**STATED EXERCISE:** Copy exactly the lines of the records below, starting at the line that contains "Give me the" and continuing through the last line, both included; omit any pictures.

(Source data)
——————————
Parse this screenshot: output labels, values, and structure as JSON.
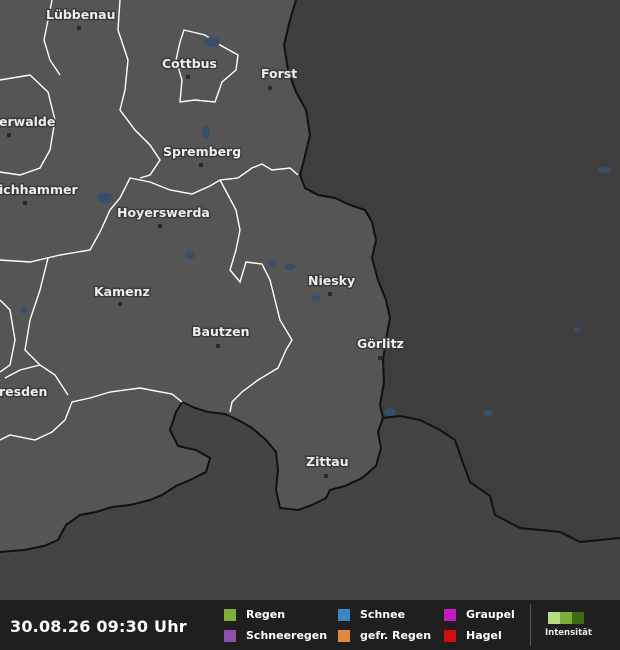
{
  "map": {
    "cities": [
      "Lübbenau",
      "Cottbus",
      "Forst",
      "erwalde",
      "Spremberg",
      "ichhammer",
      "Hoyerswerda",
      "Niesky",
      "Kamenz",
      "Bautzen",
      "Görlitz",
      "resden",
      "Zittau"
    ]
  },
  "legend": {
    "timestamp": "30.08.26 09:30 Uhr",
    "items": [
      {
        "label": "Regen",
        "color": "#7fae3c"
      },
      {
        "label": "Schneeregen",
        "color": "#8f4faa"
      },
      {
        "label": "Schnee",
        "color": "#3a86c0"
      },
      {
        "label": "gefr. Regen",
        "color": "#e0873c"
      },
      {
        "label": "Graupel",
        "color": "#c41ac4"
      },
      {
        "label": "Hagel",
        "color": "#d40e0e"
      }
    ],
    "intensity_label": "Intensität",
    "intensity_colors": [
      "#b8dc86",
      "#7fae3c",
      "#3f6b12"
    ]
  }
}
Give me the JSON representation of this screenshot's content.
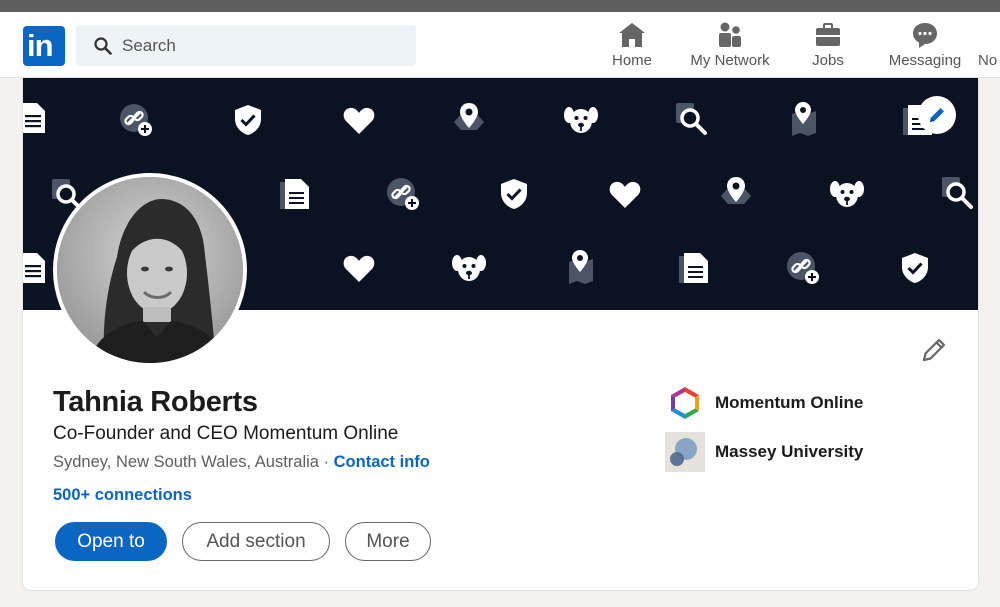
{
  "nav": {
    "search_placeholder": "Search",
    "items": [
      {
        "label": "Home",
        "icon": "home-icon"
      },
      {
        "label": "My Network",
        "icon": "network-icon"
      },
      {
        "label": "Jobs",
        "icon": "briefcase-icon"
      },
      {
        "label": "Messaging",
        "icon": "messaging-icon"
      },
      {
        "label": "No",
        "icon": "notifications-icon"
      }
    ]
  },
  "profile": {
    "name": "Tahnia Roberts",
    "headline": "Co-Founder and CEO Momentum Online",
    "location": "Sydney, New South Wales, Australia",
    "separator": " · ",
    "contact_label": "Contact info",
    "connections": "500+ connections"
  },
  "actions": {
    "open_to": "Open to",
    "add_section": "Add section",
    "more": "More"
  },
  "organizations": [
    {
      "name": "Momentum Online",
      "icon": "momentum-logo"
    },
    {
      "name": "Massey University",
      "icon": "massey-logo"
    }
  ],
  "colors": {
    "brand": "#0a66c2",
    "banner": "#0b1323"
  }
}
——————————
**ANSWER BELOW:**
Give me the JSON representation of this screenshot's content.
{
  "nav": {
    "search_placeholder": "Search",
    "items": [
      {
        "label": "Home",
        "icon": "home-icon"
      },
      {
        "label": "My Network",
        "icon": "network-icon"
      },
      {
        "label": "Jobs",
        "icon": "briefcase-icon"
      },
      {
        "label": "Messaging",
        "icon": "messaging-icon"
      },
      {
        "label": "No",
        "icon": "notifications-icon"
      }
    ]
  },
  "profile": {
    "name": "Tahnia Roberts",
    "headline": "Co-Founder and CEO Momentum Online",
    "location": "Sydney, New South Wales, Australia",
    "separator": " · ",
    "contact_label": "Contact info",
    "connections": "500+ connections"
  },
  "actions": {
    "open_to": "Open to",
    "add_section": "Add section",
    "more": "More"
  },
  "organizations": [
    {
      "name": "Momentum Online",
      "icon": "momentum-logo"
    },
    {
      "name": "Massey University",
      "icon": "massey-logo"
    }
  ],
  "colors": {
    "brand": "#0a66c2",
    "banner": "#0b1323"
  }
}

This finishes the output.